━━━ RECORDS FOR THE TASK
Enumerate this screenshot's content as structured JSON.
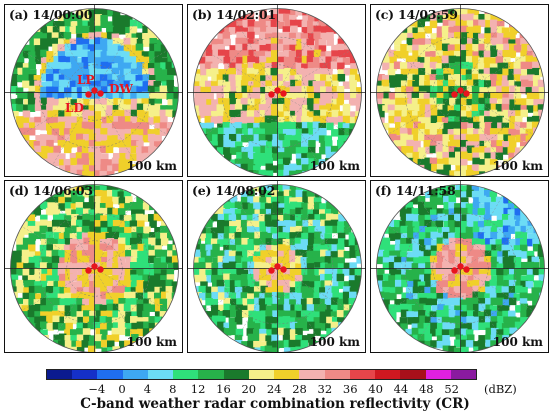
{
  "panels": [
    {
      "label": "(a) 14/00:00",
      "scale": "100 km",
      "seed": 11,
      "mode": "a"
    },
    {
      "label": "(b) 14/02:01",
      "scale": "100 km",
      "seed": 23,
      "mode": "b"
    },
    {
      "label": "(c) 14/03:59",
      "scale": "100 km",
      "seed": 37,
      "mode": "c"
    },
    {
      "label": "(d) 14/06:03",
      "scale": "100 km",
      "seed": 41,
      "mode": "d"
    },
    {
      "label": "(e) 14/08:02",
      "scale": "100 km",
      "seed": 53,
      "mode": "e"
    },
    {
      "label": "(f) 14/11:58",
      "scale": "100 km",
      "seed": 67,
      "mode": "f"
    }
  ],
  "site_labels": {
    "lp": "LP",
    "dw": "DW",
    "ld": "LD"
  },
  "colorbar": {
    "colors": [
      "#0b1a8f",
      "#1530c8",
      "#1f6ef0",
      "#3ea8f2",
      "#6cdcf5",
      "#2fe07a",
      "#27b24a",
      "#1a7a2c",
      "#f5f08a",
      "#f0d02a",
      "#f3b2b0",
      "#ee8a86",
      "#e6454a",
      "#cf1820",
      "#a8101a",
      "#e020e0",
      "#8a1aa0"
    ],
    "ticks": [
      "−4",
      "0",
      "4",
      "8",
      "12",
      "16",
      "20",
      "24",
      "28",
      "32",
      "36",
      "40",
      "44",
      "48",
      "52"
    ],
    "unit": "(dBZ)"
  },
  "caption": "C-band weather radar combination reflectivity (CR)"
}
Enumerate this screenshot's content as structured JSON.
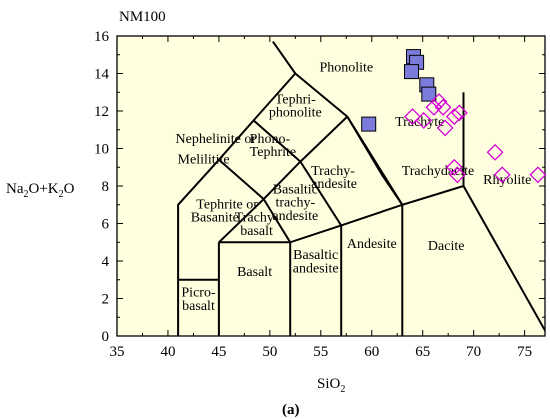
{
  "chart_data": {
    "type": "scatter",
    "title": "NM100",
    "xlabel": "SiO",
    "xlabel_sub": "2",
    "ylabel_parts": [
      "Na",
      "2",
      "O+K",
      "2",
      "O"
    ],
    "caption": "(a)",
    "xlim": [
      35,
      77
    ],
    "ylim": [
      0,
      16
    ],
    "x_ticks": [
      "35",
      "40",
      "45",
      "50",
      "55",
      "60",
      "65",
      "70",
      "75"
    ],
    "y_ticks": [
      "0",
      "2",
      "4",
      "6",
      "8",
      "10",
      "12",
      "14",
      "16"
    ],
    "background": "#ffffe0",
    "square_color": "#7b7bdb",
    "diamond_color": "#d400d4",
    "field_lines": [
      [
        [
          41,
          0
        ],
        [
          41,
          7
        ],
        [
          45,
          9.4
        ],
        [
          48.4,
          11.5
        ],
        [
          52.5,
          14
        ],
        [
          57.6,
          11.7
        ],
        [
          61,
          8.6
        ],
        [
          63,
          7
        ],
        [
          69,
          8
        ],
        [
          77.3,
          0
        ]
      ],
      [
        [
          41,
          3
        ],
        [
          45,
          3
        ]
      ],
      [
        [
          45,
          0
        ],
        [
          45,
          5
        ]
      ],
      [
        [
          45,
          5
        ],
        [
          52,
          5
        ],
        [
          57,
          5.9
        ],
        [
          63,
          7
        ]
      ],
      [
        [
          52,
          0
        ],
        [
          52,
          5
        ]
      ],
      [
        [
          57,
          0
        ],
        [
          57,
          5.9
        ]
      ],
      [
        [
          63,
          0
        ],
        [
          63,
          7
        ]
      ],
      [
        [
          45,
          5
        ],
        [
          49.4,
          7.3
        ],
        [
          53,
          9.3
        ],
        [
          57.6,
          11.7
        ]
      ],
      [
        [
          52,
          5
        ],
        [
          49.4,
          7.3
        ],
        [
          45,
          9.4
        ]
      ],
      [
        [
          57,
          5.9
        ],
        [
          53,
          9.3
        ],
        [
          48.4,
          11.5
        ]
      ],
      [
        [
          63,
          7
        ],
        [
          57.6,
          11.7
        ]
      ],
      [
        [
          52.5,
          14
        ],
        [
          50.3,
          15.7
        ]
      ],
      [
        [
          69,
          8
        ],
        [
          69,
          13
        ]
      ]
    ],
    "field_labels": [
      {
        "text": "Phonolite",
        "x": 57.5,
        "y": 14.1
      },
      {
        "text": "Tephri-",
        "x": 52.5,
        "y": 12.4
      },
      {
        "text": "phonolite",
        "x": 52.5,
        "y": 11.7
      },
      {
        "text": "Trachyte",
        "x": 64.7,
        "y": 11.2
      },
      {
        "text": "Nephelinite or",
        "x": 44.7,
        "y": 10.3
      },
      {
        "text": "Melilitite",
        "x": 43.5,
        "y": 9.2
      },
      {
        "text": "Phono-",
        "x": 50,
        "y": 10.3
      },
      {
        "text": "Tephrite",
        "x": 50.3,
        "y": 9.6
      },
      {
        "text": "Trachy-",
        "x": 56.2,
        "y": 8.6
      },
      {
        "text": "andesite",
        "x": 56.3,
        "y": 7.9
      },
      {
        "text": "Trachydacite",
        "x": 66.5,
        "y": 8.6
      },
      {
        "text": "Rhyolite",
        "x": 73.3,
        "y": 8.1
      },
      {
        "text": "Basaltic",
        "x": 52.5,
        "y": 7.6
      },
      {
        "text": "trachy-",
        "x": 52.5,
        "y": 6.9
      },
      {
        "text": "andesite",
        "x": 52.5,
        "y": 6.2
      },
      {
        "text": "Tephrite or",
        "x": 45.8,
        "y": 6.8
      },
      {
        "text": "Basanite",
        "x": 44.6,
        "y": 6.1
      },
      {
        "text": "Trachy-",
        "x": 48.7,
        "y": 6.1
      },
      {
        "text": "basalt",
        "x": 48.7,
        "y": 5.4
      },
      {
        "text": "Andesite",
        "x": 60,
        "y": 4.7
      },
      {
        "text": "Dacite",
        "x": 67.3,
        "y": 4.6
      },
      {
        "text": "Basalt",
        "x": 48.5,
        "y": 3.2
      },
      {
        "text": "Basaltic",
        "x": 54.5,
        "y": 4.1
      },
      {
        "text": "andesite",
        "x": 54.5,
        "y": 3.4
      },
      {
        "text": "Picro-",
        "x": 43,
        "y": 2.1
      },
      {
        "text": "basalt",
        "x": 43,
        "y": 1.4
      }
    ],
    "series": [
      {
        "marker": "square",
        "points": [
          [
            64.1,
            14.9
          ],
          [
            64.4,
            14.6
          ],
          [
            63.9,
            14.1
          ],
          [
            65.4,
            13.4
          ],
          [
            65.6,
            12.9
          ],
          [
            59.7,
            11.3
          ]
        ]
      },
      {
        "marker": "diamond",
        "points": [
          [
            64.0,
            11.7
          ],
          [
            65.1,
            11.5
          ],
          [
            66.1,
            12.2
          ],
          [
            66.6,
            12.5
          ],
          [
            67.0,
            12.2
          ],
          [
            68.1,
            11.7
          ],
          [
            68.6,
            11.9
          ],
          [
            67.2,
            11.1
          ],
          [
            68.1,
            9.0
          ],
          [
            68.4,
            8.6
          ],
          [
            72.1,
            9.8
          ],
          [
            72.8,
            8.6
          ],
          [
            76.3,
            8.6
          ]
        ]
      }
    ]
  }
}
━━━━━━
━━━ RECORDS FOR THE TASK
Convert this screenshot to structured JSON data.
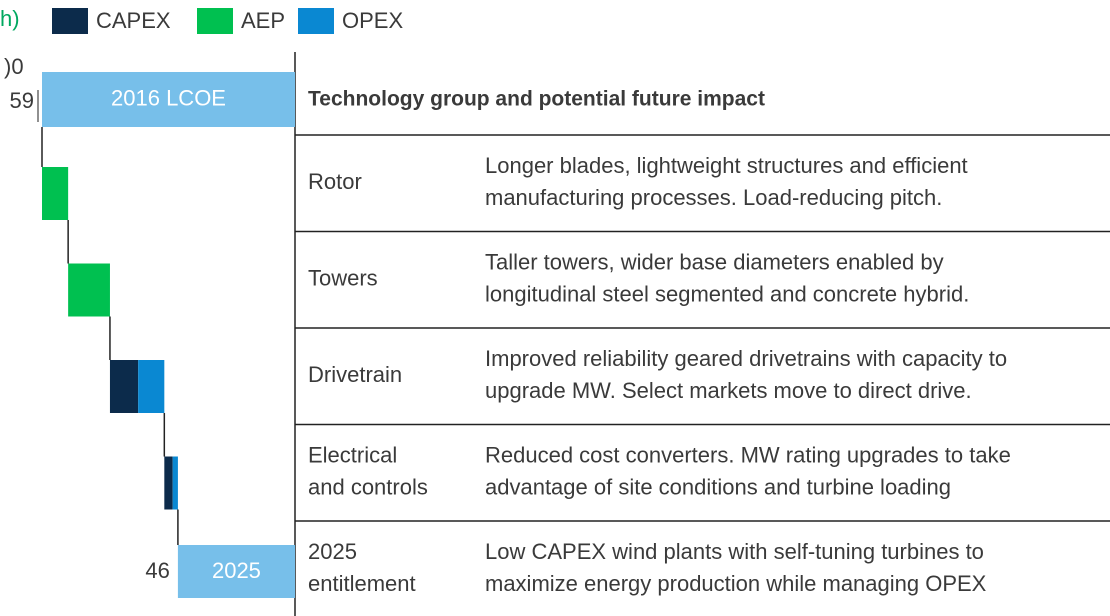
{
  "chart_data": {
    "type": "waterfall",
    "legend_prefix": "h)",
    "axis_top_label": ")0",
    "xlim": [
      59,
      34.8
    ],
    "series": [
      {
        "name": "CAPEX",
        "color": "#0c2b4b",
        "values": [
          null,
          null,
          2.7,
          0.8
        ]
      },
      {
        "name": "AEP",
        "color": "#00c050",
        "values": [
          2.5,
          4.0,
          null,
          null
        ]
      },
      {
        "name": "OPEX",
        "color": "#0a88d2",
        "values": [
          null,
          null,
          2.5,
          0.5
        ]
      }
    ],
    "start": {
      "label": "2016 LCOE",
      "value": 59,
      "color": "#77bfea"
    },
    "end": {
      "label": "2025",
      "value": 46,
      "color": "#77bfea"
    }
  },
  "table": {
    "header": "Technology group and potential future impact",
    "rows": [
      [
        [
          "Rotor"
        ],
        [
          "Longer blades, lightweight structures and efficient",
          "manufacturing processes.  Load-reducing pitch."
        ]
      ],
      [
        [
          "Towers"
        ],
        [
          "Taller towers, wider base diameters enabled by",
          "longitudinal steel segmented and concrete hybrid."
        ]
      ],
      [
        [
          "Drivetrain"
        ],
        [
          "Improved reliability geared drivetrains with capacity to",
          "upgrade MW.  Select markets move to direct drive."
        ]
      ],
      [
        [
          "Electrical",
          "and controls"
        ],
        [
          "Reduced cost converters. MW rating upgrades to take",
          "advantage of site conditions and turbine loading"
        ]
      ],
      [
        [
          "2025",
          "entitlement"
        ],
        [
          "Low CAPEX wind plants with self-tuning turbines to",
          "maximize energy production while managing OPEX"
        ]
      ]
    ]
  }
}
━━━━━━
__EXERCISE DESCRIPTION__. Find the word "CAPEX" in the entries, and copy every line it shows up in.

__ANSWER TO THIS TASK__.
        "name": "CAPEX",
          "Low CAPEX wind plants with self-tuning turbines to",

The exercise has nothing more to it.